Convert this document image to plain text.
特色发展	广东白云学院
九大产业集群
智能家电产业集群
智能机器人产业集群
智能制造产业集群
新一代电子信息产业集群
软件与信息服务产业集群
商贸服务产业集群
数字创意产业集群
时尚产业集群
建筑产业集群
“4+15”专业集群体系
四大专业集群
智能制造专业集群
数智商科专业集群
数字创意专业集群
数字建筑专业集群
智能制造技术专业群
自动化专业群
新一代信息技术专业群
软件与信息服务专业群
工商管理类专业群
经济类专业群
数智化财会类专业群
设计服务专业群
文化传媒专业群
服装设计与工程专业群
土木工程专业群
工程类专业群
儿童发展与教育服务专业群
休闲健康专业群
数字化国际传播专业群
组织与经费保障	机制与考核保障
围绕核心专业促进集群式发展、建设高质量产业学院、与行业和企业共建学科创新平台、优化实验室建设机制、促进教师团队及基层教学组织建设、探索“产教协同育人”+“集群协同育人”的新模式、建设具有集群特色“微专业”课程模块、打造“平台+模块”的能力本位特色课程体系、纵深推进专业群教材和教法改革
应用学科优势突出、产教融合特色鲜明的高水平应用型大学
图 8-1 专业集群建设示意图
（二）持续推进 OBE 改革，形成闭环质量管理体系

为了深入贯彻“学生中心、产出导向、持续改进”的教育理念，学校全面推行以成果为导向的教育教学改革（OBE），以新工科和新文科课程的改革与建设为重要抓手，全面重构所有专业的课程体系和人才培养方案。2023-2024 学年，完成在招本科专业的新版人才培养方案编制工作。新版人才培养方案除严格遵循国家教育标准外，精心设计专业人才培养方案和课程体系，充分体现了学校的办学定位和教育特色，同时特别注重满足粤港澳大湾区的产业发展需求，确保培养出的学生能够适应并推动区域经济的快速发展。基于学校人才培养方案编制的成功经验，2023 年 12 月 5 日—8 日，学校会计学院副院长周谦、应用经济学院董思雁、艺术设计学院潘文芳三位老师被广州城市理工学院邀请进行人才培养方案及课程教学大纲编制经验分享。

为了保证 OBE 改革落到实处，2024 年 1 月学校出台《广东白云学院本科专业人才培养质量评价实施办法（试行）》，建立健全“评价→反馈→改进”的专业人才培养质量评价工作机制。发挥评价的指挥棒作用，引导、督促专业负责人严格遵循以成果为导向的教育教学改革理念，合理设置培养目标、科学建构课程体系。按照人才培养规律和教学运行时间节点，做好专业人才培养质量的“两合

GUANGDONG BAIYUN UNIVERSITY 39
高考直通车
□ □ □ □
> **Exercise directions**
Write out every record shown above, word for word.

> **Solution to this exercise**
Convert this document image to plain text.
特色发展	广东白云学院
九大产业集群
智能家电产业集群
智能机器人产业集群
智能制造产业集群
新一代电子信息产业集群
软件与信息服务产业集群
商贸服务产业集群
数字创意产业集群
时尚产业集群
建筑产业集群
“4+15”专业集群体系
四大专业集群
智能制造专业集群
数智商科专业集群
数字创意专业集群
数字建筑专业集群
智能制造技术专业群
自动化专业群
新一代信息技术专业群
软件与信息服务专业群
工商管理类专业群
经济类专业群
数智化财会类专业群
设计服务专业群
文化传媒专业群
服装设计与工程专业群
土木工程专业群
工程类专业群
儿童发展与教育服务专业群
休闲健康专业群
数字化国际传播专业群
组织与经费保障	机制与考核保障
围绕核心专业促进集群式发展、建设高质量产业学院、与行业和企业共建学科创新平台、优化实验室建设机制、促进教师团队及基层教学组织建设、探索“产教协同育人”+“集群协同育人”的新模式、建设具有集群特色“微专业”课程模块、打造“平台+模块”的能力本位特色课程体系、纵深推进专业群教材和教法改革
应用学科优势突出、产教融合特色鲜明的高水平应用型大学
图 8-1 专业集群建设示意图
（二）持续推进 OBE 改革，形成闭环质量管理体系

为了深入贯彻“学生中心、产出导向、持续改进”的教育理念，学校全面推行以成果为导向的教育教学改革（OBE），以新工科和新文科课程的改革与建设为重要抓手，全面重构所有专业的课程体系和人才培养方案。2023-2024 学年，完成在招本科专业的新版人才培养方案编制工作。新版人才培养方案除严格遵循国家教育标准外，精心设计专业人才培养方案和课程体系，充分体现了学校的办学定位和教育特色，同时特别注重满足粤港澳大湾区的产业发展需求，确保培养出的学生能够适应并推动区域经济的快速发展。基于学校人才培养方案编制的成功经验，2023 年 12 月 5 日—8 日，学校会计学院副院长周谦、应用经济学院董思雁、艺术设计学院潘文芳三位老师被广州城市理工学院邀请进行人才培养方案及课程教学大纲编制经验分享。

为了保证 OBE 改革落到实处，2024 年 1 月学校出台《广东白云学院本科专业人才培养质量评价实施办法（试行）》，建立健全“评价→反馈→改进”的专业人才培养质量评价工作机制。发挥评价的指挥棒作用，引导、督促专业负责人严格遵循以成果为导向的教育教学改革理念，合理设置培养目标、科学建构课程体系。按照人才培养规律和教学运行时间节点，做好专业人才培养质量的“两合

GUANGDONG BAIYUN UNIVERSITY 39
高考直通车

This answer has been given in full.